§ **TASK INPUT**
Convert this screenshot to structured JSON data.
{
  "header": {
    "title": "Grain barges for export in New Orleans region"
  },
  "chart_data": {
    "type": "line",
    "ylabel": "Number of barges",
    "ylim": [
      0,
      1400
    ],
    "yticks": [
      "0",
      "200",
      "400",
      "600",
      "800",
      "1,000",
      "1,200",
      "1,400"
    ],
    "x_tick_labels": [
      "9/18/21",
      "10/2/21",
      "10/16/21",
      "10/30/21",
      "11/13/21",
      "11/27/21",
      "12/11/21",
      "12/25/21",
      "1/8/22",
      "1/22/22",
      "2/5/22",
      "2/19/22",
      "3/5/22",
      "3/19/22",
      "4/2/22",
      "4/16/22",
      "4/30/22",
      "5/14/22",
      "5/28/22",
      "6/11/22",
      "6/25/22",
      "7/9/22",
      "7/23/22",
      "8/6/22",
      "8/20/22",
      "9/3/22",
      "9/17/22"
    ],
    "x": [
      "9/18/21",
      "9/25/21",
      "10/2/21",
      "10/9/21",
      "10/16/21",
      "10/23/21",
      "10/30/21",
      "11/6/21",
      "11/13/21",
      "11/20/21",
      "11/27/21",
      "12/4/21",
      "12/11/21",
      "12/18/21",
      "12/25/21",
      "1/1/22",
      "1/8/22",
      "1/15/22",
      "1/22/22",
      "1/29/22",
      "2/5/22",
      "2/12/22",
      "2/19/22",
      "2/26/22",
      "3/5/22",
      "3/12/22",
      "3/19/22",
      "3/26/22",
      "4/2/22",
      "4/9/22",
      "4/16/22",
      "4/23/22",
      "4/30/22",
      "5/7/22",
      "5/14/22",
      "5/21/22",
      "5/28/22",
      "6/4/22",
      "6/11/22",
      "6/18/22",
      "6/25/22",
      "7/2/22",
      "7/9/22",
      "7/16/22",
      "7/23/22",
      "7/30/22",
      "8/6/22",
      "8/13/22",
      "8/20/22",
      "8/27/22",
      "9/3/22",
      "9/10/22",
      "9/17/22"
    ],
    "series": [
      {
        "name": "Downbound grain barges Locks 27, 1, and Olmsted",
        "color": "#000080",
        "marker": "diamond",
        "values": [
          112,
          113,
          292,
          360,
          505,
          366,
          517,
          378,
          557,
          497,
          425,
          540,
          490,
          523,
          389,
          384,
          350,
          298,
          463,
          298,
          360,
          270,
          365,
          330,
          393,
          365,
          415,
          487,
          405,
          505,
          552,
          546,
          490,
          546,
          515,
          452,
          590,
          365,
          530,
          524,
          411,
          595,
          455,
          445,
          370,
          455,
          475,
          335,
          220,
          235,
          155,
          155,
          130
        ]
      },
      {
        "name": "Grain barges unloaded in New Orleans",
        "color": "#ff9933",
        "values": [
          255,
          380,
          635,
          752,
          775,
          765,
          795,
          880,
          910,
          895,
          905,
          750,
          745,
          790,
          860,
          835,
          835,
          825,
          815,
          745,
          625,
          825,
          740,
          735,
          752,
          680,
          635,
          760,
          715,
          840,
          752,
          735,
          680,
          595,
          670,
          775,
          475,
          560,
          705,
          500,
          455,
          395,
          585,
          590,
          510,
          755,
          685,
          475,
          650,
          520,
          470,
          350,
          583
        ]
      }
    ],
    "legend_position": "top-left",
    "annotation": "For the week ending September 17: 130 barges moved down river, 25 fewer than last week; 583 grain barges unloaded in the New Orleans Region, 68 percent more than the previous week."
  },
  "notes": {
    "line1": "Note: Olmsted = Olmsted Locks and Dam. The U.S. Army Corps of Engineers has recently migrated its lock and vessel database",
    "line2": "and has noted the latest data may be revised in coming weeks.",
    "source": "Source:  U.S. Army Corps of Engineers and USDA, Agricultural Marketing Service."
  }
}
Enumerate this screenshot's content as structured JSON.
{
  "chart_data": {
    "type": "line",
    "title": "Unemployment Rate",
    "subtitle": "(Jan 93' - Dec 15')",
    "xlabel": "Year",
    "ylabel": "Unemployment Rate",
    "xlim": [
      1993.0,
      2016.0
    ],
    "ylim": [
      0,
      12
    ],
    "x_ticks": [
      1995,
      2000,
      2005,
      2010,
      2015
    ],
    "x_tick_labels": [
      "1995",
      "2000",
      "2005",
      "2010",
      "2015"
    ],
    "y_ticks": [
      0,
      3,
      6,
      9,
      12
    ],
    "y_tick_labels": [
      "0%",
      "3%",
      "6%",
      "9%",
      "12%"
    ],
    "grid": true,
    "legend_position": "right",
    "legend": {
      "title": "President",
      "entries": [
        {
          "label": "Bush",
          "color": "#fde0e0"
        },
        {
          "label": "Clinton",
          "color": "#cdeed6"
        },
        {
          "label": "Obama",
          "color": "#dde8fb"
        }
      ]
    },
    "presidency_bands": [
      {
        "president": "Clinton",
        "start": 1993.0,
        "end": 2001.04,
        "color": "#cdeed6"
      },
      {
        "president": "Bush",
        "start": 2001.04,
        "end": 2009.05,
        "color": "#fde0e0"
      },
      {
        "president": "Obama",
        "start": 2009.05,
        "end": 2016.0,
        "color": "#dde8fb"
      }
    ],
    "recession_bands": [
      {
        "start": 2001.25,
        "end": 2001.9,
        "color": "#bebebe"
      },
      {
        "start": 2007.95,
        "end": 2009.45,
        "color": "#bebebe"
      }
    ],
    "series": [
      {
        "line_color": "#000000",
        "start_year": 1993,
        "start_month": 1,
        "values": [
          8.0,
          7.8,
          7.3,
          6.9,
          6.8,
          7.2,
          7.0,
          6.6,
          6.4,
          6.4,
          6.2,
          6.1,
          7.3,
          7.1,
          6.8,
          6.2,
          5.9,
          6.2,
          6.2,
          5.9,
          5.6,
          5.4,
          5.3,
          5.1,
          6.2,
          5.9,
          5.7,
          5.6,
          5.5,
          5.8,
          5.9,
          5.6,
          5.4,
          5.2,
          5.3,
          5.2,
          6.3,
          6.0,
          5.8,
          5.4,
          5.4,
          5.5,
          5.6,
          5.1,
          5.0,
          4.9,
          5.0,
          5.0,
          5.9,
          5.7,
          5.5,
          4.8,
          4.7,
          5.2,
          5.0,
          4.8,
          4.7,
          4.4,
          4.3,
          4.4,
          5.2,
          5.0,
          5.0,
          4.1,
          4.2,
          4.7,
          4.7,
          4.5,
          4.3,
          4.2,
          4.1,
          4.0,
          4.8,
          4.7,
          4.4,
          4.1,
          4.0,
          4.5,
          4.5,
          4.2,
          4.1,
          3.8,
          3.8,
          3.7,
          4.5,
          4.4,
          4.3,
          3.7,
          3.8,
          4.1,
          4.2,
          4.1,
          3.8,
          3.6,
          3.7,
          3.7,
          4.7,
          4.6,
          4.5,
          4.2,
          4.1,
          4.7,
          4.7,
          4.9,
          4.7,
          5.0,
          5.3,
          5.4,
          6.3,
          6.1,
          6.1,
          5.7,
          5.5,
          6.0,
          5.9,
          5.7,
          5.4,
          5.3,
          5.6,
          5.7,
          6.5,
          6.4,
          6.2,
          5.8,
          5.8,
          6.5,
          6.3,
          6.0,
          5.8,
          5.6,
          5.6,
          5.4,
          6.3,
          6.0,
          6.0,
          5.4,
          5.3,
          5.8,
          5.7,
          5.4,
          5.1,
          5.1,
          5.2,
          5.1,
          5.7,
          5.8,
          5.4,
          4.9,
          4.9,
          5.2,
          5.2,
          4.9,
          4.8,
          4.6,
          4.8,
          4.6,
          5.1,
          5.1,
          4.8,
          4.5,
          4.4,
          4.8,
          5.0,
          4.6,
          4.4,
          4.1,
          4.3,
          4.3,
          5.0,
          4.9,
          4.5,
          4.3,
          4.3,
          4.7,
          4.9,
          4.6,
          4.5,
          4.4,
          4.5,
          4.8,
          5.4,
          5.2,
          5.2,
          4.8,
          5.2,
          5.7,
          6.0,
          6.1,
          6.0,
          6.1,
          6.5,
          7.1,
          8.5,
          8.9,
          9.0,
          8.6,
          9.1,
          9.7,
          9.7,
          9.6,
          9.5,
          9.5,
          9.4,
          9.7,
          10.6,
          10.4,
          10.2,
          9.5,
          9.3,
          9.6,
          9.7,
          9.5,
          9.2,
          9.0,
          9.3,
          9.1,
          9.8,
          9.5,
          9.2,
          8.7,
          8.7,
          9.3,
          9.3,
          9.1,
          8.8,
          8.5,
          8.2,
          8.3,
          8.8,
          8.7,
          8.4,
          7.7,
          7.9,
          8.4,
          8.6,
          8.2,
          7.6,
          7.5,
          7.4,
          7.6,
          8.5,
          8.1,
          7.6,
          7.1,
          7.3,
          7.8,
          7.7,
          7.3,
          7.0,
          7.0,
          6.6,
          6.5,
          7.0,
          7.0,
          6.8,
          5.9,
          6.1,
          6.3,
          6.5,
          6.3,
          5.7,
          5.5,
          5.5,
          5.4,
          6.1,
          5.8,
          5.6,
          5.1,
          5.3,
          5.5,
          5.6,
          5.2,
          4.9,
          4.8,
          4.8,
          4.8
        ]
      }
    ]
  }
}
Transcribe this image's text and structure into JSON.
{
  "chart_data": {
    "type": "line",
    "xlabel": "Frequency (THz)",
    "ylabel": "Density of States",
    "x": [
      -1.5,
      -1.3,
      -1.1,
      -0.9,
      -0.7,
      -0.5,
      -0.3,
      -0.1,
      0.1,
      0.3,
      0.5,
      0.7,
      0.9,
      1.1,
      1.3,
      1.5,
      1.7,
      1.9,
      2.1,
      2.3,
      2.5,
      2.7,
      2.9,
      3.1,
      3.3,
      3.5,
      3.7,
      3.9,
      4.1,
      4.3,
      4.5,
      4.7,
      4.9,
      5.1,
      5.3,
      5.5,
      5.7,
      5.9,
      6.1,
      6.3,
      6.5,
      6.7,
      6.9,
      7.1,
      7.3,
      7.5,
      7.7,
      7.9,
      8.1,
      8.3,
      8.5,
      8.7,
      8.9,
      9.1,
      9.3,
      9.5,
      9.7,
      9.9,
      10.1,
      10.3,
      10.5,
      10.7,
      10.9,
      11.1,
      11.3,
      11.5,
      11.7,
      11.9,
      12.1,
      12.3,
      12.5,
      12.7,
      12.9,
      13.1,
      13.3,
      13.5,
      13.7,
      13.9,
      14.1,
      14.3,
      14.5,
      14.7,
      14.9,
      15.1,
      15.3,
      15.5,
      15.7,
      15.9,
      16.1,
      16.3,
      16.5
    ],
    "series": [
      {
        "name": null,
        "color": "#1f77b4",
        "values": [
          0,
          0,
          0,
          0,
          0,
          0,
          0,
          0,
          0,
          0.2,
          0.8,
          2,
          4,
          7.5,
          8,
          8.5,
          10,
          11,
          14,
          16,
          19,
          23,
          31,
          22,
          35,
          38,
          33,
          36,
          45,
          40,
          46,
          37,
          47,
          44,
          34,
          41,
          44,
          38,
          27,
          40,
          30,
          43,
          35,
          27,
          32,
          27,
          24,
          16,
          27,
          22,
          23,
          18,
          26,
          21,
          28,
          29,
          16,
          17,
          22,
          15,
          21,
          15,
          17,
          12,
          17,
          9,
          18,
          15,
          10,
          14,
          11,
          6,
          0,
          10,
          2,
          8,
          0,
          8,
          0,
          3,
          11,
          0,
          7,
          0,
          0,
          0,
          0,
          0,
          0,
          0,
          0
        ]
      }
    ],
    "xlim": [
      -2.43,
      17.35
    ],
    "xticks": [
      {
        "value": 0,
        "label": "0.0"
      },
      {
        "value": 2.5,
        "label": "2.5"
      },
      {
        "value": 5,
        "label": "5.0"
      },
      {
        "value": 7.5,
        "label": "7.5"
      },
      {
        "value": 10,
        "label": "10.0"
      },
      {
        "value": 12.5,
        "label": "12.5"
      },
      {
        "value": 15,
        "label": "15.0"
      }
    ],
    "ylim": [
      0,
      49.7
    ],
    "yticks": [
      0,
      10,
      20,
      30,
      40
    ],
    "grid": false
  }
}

§ **WHAT IS ASKED**
In the material above, tally every line with the string "Corps" in it, then give that number alone.

§ **EXERCISE ANSWER**
2